Count every line below that contains "screenshot", then state the total with no other output.

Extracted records
— START —

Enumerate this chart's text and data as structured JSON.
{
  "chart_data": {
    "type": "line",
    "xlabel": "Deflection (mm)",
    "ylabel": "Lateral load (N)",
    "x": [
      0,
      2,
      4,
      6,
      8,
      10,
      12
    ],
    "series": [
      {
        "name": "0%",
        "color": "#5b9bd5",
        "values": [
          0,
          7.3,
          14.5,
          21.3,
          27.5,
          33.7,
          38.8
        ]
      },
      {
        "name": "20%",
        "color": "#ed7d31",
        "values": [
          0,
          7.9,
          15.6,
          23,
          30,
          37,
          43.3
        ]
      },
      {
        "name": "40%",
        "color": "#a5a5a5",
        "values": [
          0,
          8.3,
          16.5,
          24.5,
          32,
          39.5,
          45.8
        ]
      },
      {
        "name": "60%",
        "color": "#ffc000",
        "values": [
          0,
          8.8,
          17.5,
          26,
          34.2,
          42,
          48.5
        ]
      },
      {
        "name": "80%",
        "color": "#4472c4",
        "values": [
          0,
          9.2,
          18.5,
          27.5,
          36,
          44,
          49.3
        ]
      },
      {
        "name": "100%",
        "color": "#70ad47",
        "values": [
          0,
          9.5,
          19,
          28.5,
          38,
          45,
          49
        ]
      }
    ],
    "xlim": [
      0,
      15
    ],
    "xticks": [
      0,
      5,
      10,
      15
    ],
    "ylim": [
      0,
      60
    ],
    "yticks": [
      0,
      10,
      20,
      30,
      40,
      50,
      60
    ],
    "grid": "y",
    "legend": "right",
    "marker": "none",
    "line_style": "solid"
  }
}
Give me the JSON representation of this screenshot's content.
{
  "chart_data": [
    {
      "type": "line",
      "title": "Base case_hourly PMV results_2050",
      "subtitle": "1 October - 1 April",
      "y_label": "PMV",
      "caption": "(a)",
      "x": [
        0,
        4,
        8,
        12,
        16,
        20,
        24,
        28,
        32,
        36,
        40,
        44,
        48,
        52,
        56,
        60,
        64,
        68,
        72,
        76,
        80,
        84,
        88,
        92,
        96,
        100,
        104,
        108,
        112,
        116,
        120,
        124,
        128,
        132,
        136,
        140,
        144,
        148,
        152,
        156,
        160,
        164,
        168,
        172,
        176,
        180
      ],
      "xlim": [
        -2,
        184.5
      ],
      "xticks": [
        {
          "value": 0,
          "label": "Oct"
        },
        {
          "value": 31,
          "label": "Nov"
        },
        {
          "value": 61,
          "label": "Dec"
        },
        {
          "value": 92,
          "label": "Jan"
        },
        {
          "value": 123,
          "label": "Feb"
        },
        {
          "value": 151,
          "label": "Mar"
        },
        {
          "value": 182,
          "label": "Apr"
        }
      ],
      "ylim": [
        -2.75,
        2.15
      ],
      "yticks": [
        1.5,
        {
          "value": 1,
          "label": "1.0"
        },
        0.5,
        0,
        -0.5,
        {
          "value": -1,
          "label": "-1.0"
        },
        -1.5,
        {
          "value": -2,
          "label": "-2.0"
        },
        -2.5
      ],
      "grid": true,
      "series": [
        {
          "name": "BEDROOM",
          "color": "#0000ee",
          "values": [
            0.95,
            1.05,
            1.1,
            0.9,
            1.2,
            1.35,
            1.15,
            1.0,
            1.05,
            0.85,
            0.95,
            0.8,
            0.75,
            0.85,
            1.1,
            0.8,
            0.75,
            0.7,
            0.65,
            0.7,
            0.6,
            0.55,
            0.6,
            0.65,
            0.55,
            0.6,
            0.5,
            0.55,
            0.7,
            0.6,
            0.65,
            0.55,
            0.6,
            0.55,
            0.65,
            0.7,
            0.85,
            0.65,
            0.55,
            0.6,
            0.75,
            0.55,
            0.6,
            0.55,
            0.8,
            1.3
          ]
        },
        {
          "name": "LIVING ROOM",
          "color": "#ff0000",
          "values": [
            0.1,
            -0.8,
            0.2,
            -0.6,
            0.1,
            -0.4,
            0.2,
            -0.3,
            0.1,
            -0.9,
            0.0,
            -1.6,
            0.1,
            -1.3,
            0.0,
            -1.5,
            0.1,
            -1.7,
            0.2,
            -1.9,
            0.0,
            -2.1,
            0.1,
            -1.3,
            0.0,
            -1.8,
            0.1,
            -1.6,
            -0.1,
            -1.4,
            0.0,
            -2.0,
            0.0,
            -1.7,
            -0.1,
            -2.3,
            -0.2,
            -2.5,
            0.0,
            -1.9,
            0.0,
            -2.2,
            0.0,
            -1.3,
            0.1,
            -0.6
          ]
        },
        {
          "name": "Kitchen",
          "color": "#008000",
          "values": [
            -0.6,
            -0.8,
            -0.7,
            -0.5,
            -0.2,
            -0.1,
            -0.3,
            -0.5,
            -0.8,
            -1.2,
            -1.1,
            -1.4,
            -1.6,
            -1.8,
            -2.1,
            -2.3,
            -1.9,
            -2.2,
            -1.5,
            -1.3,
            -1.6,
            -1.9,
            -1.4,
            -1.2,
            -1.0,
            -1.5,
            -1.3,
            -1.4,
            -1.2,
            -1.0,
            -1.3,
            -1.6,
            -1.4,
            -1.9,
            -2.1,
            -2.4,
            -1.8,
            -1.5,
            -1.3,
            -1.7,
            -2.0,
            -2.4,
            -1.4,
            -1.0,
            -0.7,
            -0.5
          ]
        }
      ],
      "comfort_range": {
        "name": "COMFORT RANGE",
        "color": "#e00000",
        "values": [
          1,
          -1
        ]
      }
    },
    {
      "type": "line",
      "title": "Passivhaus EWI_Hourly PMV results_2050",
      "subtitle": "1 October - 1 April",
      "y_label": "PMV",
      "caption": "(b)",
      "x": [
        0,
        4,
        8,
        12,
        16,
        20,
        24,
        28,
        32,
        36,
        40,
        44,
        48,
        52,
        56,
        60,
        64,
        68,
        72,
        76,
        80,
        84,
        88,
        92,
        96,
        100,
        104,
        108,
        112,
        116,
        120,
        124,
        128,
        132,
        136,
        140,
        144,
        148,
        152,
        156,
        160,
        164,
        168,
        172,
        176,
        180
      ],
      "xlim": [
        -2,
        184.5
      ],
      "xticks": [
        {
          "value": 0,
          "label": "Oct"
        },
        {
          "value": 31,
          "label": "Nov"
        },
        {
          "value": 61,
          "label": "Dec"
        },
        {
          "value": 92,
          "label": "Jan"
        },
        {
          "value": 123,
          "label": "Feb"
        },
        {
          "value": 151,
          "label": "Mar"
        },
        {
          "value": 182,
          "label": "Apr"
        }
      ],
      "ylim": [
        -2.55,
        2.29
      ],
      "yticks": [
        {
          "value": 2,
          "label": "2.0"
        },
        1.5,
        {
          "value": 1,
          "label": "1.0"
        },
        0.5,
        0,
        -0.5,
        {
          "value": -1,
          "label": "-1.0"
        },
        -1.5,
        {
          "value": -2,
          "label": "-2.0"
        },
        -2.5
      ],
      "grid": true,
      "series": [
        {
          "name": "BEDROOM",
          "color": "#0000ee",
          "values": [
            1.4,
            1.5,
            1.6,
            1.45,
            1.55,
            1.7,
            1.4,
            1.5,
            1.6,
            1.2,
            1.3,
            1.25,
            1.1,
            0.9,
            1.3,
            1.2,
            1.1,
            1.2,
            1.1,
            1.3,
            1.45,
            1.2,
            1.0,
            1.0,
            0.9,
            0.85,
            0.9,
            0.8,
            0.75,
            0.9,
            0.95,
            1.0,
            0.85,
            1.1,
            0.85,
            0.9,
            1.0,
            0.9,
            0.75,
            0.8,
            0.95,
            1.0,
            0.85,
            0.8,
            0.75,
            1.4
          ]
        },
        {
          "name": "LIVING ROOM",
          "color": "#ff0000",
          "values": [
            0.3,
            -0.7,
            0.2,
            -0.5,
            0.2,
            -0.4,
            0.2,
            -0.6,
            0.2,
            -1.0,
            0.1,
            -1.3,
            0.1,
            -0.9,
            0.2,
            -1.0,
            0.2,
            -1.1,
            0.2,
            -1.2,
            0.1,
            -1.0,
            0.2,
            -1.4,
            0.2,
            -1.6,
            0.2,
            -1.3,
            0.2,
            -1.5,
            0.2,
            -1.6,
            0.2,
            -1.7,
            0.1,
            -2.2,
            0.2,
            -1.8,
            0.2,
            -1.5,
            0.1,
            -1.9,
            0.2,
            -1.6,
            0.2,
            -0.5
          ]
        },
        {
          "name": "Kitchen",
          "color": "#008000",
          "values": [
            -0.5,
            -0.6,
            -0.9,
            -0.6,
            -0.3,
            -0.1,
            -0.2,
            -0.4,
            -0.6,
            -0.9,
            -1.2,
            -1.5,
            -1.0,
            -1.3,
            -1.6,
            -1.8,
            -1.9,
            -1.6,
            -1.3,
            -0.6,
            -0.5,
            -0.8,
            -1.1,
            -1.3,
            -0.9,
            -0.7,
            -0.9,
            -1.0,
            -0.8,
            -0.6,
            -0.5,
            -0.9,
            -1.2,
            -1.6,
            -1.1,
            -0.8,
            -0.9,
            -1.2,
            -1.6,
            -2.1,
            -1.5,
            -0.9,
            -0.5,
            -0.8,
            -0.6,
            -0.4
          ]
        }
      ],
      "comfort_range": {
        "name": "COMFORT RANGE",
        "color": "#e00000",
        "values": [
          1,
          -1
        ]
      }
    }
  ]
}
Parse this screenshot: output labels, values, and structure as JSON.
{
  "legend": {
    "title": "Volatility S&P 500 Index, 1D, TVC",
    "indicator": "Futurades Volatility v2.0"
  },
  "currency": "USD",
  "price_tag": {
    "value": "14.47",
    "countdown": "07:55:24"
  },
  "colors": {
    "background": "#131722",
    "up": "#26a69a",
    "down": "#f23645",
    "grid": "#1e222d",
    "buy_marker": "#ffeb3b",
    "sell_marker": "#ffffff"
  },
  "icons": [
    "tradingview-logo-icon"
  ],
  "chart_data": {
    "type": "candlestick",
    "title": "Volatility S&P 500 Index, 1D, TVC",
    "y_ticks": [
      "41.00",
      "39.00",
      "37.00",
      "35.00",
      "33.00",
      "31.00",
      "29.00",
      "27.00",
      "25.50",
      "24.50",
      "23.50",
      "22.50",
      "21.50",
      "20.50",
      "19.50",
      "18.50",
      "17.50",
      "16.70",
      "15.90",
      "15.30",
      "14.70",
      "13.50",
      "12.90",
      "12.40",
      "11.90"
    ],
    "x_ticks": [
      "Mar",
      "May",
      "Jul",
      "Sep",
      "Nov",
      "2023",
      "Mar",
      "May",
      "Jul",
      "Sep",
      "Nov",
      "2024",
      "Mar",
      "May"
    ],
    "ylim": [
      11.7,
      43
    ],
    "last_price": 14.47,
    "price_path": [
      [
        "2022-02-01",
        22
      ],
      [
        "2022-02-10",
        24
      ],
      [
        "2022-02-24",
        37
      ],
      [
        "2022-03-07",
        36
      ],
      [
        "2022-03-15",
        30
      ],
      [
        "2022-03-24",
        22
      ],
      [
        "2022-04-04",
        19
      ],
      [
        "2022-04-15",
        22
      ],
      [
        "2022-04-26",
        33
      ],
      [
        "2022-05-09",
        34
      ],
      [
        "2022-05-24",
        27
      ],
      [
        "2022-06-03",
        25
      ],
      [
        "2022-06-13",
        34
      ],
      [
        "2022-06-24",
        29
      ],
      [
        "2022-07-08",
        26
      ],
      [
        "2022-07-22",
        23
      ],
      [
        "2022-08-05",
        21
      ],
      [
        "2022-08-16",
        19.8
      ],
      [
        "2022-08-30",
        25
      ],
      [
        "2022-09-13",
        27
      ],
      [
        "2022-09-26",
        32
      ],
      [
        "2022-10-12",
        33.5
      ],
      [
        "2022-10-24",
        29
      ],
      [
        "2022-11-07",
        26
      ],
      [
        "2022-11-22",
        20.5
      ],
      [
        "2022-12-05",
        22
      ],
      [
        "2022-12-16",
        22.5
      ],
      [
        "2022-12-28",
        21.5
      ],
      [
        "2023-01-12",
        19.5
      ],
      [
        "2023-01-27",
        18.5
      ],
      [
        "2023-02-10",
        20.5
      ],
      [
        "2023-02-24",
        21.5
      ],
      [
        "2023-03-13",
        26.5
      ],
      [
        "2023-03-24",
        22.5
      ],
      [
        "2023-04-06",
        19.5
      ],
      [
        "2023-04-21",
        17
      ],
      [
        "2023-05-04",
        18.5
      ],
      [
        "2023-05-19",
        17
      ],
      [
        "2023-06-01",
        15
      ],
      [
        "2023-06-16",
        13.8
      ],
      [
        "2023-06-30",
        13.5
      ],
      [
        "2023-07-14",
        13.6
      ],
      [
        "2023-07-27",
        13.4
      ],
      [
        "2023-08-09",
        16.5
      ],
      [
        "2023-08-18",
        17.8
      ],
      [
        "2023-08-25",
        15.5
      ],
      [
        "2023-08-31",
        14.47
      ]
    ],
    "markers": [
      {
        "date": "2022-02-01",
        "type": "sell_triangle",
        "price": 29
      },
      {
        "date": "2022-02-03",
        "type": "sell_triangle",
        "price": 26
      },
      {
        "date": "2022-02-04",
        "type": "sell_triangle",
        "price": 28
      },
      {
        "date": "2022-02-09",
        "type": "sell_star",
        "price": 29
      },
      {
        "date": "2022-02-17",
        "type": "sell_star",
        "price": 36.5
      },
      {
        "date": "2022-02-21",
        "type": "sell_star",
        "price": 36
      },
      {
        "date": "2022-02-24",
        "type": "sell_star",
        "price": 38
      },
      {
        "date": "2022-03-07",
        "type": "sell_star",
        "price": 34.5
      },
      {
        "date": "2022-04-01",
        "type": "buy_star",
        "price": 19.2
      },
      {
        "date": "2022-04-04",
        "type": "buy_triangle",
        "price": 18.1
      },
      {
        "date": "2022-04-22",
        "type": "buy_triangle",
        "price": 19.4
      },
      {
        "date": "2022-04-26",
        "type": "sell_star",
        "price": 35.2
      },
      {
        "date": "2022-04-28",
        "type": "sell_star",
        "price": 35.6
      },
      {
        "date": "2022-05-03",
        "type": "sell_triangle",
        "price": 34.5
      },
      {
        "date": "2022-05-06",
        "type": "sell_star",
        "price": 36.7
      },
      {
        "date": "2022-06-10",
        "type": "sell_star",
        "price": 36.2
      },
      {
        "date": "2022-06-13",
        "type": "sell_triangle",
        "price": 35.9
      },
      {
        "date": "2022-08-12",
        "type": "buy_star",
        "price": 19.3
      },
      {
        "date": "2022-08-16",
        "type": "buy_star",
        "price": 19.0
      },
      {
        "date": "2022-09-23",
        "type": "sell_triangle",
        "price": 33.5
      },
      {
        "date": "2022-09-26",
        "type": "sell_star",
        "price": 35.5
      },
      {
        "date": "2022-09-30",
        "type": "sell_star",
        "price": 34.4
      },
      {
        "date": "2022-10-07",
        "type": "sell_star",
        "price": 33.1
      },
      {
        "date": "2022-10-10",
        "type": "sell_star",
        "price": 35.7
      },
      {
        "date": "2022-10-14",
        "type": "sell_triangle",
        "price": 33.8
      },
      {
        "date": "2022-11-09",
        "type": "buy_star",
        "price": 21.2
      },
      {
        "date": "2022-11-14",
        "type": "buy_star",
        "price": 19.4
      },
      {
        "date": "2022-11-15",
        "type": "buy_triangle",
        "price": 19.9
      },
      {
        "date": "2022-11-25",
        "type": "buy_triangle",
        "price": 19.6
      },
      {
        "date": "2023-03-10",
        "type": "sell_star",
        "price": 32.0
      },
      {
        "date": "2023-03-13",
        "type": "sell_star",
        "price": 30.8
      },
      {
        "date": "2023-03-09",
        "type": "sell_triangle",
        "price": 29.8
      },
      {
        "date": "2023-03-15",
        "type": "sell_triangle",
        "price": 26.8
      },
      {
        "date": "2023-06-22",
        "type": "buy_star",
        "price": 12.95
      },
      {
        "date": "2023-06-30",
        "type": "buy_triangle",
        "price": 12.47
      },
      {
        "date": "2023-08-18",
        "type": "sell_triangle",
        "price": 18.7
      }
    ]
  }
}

— END —

**Written response:** 2